--- begin Source material ---
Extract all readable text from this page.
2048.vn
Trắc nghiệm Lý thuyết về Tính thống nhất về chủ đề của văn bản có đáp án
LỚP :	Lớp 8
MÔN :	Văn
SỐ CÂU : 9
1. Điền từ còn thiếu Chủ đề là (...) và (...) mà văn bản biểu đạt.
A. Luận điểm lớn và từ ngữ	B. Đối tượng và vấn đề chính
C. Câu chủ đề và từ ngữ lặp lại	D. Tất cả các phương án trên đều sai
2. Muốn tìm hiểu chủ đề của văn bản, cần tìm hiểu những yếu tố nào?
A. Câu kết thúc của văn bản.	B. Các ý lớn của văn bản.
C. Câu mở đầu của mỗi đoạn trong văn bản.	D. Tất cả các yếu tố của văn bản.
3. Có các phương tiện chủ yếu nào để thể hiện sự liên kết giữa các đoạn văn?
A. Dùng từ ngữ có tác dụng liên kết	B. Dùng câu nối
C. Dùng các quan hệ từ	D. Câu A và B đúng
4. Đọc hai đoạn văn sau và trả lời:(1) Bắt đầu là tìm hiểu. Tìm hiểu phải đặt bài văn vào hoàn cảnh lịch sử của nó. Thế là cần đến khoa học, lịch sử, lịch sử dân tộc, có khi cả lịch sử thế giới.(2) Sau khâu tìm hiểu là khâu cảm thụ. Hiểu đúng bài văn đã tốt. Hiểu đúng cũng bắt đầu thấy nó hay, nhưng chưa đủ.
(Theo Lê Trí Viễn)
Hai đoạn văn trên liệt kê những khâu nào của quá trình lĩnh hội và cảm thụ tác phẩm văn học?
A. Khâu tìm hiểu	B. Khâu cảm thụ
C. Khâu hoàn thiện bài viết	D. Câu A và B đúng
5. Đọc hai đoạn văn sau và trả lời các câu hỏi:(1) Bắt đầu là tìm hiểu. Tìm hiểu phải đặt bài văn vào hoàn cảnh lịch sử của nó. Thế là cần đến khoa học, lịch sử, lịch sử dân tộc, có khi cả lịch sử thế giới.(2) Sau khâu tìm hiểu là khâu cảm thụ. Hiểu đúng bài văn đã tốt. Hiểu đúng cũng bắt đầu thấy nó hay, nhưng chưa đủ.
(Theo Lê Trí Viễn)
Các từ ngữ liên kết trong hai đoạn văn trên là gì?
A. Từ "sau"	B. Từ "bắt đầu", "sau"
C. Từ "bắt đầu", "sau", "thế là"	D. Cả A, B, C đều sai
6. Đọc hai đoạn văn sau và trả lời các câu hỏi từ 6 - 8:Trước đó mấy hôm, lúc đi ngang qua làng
--- end Source material ---
Task to carry out: Check each line above for the word "phương" and give the number of lines that have it, nothing else.

Solution for this task: 2